Content starts

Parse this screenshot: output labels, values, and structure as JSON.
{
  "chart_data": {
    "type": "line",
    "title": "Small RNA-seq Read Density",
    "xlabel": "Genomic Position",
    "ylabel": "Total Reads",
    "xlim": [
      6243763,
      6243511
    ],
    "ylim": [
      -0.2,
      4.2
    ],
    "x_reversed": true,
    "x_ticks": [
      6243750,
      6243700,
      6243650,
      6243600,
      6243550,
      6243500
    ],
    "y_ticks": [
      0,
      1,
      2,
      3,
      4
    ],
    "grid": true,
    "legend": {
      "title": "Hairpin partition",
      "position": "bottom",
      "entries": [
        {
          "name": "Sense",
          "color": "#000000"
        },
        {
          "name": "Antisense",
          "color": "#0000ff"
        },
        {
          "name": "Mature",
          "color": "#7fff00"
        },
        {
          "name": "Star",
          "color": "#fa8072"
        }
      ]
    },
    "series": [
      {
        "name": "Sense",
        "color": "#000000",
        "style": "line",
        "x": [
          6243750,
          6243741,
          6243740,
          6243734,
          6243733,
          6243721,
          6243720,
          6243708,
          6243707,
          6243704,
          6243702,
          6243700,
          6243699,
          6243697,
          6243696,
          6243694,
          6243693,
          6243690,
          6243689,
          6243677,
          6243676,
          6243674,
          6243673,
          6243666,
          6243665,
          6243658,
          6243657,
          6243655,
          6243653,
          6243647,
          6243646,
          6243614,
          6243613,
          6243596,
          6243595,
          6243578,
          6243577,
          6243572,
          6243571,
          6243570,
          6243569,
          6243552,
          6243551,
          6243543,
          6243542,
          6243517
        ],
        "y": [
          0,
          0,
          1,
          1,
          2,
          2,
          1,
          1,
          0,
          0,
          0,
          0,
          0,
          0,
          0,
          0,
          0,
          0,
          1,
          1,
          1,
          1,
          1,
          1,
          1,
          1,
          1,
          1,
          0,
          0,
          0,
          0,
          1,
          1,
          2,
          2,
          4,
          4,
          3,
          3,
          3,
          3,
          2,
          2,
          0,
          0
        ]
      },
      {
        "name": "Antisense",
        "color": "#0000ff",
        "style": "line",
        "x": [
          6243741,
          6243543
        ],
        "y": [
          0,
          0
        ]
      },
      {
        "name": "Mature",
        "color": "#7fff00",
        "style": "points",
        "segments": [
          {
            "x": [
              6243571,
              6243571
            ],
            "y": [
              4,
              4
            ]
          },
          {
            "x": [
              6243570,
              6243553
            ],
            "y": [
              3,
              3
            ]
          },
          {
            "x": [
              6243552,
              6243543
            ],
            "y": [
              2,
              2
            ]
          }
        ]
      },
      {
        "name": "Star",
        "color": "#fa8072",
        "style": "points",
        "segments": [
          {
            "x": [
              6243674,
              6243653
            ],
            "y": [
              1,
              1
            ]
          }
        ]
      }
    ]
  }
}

Content ends

### REQUIRED WORK
The lines to show are those in the data above that include "title".

### OUTPUT OF THE TASK
    "title": "Small RNA-seq Read Density",
      "title": "Hairpin partition",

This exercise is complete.